=== What to do ===
Leave out the pictures and copy everything else in the entries exactly.

=== Exercise input ===
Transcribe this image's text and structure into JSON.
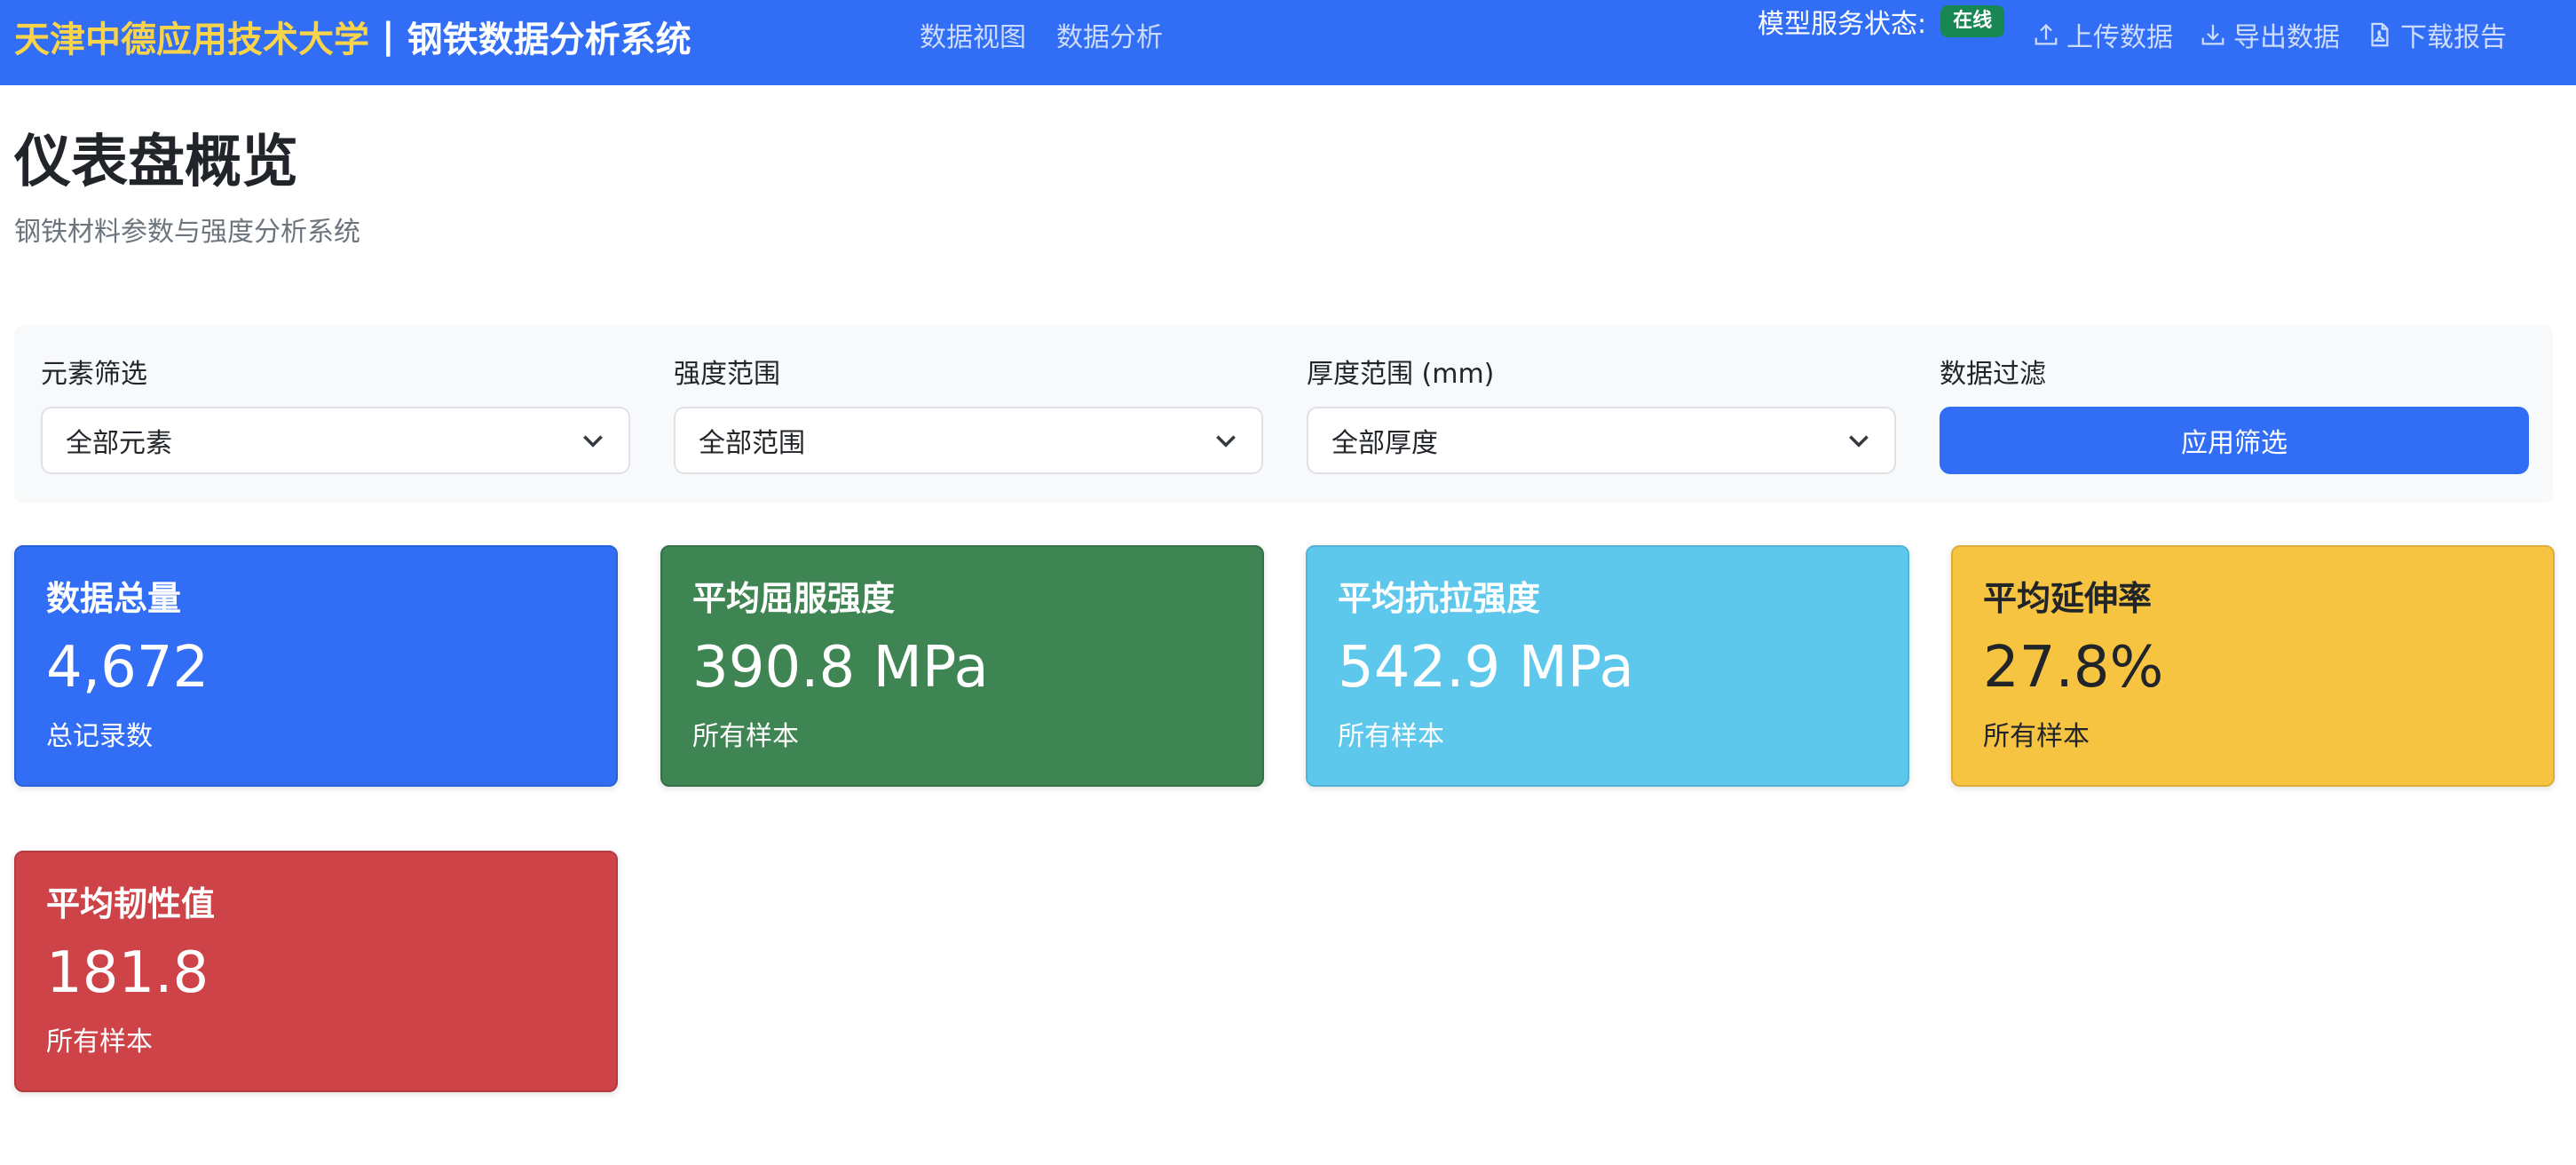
{
  "navbar": {
    "brand_school": "天津中德应用技术大学",
    "brand_separator": "|",
    "brand_system": "钢铁数据分析系统",
    "links": [
      {
        "label": "数据视图"
      },
      {
        "label": "数据分析"
      }
    ],
    "status_label": "模型服务状态:",
    "status_badge": "在线",
    "actions": [
      {
        "label": "上传数据",
        "icon": "upload-icon"
      },
      {
        "label": "导出数据",
        "icon": "download-icon"
      },
      {
        "label": "下载报告",
        "icon": "pdf-file-icon"
      }
    ]
  },
  "header": {
    "title": "仪表盘概览",
    "subtitle": "钢铁材料参数与强度分析系统"
  },
  "filters": {
    "element": {
      "label": "元素筛选",
      "value": "全部元素"
    },
    "strength": {
      "label": "强度范围",
      "value": "全部范围"
    },
    "thickness": {
      "label": "厚度范围 (mm)",
      "value": "全部厚度"
    },
    "data_filter": {
      "label": "数据过滤",
      "button": "应用筛选"
    }
  },
  "stats": [
    {
      "title": "数据总量",
      "value": "4,672",
      "note": "总记录数",
      "color": "#316ef5"
    },
    {
      "title": "平均屈服强度",
      "value": "390.8 MPa",
      "note": "所有样本",
      "color": "#3f8553"
    },
    {
      "title": "平均抗拉强度",
      "value": "542.9 MPa",
      "note": "所有样本",
      "color": "#5ec8ec"
    },
    {
      "title": "平均延伸率",
      "value": "27.8%",
      "note": "所有样本",
      "color": "#f6c440"
    },
    {
      "title": "平均韧性值",
      "value": "181.8",
      "note": "所有样本",
      "color": "#cd4348"
    }
  ],
  "colors": {
    "primary": "#316ef5",
    "brand_accent": "#f9d349",
    "success": "#198754"
  }
}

=== Answer to this exercise ===
Transcribe this image's text and structure into JSON.
{
  "navbar": {
    "brand_school": "天津中德应用技术大学",
    "brand_separator": "|",
    "brand_system": "钢铁数据分析系统",
    "links": [
      {
        "label": "数据视图"
      },
      {
        "label": "数据分析"
      }
    ],
    "status_label": "模型服务状态:",
    "status_badge": "在线",
    "actions": [
      {
        "label": "上传数据",
        "icon": "upload-icon"
      },
      {
        "label": "导出数据",
        "icon": "download-icon"
      },
      {
        "label": "下载报告",
        "icon": "pdf-file-icon"
      }
    ]
  },
  "header": {
    "title": "仪表盘概览",
    "subtitle": "钢铁材料参数与强度分析系统"
  },
  "filters": {
    "element": {
      "label": "元素筛选",
      "value": "全部元素"
    },
    "strength": {
      "label": "强度范围",
      "value": "全部范围"
    },
    "thickness": {
      "label": "厚度范围 (mm)",
      "value": "全部厚度"
    },
    "data_filter": {
      "label": "数据过滤",
      "button": "应用筛选"
    }
  },
  "stats": [
    {
      "title": "数据总量",
      "value": "4,672",
      "note": "总记录数",
      "color": "#316ef5"
    },
    {
      "title": "平均屈服强度",
      "value": "390.8 MPa",
      "note": "所有样本",
      "color": "#3f8553"
    },
    {
      "title": "平均抗拉强度",
      "value": "542.9 MPa",
      "note": "所有样本",
      "color": "#5ec8ec"
    },
    {
      "title": "平均延伸率",
      "value": "27.8%",
      "note": "所有样本",
      "color": "#f6c440"
    },
    {
      "title": "平均韧性值",
      "value": "181.8",
      "note": "所有样本",
      "color": "#cd4348"
    }
  ],
  "colors": {
    "primary": "#316ef5",
    "brand_accent": "#f9d349",
    "success": "#198754"
  }
}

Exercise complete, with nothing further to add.